AVAILABLE DATA:
..........

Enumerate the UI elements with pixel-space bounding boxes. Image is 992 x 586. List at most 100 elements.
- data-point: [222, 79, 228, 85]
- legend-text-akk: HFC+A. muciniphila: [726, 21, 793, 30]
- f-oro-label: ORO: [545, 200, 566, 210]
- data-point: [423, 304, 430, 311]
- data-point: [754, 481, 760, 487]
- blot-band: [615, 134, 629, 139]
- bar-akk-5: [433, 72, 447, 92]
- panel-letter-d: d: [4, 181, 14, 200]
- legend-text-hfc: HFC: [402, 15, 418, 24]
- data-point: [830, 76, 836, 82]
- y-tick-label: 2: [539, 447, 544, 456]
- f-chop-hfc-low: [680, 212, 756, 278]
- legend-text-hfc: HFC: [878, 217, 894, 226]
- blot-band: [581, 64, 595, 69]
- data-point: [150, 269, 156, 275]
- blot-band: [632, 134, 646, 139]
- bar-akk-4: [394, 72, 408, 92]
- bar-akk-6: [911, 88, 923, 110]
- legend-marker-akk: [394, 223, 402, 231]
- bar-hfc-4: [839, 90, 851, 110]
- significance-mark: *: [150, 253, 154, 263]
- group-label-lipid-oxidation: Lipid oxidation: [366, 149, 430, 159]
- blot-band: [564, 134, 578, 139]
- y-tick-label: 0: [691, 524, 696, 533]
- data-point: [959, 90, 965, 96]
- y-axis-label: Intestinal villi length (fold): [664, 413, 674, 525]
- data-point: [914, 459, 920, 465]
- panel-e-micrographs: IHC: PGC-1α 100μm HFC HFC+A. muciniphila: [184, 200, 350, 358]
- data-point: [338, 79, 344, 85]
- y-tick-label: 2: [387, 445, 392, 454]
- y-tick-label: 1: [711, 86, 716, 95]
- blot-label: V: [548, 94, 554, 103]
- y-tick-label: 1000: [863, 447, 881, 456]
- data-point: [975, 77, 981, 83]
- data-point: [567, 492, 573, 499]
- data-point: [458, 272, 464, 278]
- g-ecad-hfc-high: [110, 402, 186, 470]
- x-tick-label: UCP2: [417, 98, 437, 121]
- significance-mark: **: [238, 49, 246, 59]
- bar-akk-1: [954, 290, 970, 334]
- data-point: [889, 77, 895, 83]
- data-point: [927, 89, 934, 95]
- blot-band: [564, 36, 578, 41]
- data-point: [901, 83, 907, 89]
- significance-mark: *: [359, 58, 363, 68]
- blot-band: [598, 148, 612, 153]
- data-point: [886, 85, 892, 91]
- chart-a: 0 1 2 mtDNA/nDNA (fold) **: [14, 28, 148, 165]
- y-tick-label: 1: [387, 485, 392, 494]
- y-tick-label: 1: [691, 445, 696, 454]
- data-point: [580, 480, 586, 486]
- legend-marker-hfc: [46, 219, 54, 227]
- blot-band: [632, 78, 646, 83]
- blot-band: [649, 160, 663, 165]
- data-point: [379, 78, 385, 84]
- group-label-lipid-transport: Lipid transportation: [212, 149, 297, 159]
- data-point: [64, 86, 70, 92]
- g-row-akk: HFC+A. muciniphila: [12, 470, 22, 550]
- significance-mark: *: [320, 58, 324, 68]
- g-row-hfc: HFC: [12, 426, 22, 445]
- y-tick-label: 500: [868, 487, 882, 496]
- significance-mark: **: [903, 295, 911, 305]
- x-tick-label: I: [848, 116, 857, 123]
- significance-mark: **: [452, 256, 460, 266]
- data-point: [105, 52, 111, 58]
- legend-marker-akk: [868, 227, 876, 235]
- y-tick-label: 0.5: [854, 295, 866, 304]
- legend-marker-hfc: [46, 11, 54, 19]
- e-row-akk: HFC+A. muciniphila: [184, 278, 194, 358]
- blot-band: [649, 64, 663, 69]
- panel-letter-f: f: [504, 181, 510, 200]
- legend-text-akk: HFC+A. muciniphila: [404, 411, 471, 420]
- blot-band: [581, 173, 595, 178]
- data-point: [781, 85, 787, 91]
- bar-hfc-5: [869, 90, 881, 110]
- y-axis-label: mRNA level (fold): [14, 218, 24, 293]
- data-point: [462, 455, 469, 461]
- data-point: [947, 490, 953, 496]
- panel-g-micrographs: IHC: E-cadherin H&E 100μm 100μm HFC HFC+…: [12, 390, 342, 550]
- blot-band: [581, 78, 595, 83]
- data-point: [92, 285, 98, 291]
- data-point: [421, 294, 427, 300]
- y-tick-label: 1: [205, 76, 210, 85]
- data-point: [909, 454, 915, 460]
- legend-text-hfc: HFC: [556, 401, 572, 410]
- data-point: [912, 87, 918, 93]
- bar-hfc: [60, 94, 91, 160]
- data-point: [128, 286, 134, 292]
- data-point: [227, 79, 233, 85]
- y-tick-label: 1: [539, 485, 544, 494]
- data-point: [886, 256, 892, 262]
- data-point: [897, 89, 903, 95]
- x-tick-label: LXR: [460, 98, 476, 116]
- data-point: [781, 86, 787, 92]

..........

EXERCISE GOAL: Which of the lines above carry the string "axis"? Copy every one.

OUTPUT OF THE TASK:
- y-axis-label: Intestinal villi length (fold): [664, 413, 674, 525]
- y-axis-label: mRNA level (fold): [14, 218, 24, 293]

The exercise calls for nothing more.